═════ Rows ═════

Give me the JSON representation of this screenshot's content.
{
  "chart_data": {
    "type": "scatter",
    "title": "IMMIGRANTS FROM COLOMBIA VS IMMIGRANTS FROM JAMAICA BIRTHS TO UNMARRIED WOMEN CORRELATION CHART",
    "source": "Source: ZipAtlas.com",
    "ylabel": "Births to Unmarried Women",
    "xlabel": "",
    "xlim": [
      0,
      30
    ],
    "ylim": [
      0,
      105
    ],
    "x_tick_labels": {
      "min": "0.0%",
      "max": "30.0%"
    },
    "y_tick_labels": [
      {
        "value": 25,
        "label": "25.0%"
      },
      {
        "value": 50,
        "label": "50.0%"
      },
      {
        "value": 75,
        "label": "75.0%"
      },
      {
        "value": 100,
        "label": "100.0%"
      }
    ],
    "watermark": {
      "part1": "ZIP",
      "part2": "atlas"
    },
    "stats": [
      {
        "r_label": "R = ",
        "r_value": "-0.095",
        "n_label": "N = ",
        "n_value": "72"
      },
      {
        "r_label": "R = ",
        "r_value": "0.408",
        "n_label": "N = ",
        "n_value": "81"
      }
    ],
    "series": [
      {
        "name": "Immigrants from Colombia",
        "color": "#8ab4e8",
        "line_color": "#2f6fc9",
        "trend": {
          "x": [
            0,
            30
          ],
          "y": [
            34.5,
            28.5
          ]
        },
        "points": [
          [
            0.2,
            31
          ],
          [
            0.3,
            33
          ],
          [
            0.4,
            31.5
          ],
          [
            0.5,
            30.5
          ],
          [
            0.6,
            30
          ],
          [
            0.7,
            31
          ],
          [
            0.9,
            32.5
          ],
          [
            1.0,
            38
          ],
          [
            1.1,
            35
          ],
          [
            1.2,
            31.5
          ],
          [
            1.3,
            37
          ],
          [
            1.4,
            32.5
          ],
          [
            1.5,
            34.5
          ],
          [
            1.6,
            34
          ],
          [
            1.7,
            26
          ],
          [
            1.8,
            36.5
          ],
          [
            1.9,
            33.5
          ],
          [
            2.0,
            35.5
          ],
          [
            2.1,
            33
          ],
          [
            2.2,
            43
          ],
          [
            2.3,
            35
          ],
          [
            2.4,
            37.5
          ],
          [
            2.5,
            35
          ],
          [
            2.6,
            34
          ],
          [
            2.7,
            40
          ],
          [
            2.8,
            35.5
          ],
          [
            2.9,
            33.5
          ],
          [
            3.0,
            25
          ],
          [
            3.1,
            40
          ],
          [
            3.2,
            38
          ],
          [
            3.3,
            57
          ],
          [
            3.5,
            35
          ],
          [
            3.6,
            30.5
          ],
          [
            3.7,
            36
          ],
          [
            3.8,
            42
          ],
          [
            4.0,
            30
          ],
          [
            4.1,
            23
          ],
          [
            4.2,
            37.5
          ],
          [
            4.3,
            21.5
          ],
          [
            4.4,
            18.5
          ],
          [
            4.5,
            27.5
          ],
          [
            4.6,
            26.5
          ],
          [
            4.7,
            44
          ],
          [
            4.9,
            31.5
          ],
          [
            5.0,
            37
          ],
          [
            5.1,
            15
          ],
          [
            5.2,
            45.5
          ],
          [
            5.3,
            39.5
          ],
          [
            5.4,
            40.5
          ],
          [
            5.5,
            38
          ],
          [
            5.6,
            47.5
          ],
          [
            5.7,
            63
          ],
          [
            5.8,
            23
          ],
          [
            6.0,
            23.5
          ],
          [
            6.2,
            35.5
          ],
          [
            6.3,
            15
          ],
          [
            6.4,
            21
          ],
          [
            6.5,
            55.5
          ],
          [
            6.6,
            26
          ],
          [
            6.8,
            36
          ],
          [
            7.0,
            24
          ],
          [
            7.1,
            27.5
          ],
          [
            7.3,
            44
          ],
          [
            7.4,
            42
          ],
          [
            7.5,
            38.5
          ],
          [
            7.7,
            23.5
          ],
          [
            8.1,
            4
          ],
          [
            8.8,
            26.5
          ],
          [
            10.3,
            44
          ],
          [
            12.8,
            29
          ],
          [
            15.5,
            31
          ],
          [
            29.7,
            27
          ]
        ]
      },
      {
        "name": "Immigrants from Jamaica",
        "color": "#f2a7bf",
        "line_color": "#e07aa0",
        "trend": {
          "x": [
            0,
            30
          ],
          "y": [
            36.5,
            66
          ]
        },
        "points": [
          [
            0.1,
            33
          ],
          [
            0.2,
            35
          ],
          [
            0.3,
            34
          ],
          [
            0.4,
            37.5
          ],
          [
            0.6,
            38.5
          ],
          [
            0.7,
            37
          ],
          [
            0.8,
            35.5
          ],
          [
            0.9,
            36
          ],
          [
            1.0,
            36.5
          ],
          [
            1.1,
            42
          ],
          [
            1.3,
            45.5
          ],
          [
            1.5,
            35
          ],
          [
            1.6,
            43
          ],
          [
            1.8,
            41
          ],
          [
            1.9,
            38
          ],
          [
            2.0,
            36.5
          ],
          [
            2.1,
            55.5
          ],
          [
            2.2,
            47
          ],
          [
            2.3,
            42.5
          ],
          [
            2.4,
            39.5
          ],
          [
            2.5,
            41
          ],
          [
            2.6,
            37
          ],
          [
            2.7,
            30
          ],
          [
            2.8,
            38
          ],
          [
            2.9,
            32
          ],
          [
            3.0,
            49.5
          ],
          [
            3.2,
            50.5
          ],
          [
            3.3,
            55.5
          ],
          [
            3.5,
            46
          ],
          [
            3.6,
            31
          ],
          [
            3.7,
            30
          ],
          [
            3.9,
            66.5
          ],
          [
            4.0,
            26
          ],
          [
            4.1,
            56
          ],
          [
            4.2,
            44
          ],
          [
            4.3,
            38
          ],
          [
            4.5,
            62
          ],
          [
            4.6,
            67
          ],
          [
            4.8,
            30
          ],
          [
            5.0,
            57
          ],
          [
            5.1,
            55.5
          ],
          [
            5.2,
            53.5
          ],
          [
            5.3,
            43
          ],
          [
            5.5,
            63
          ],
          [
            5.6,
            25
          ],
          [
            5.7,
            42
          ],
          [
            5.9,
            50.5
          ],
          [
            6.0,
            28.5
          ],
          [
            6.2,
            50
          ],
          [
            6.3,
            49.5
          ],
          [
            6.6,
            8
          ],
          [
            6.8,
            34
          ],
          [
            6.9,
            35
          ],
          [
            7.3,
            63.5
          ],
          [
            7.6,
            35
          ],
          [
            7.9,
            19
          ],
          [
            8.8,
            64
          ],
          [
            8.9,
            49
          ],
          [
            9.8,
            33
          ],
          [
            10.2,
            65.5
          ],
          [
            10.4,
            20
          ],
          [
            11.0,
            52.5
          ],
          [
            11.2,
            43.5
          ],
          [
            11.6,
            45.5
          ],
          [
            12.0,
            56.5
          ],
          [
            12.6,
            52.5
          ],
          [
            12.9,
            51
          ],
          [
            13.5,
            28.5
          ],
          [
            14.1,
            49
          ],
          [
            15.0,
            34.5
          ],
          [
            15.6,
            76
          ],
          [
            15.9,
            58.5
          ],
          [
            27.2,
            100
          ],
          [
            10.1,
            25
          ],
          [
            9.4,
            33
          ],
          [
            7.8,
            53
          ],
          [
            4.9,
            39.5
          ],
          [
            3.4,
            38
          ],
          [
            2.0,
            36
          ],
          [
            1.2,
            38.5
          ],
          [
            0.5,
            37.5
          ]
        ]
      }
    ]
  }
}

═════

§ Problem to work on
Copy all lines of the material above where the string "name" occurs.

§ Result
        "name": "Immigrants from Colombia",
        "name": "Immigrants from Jamaica",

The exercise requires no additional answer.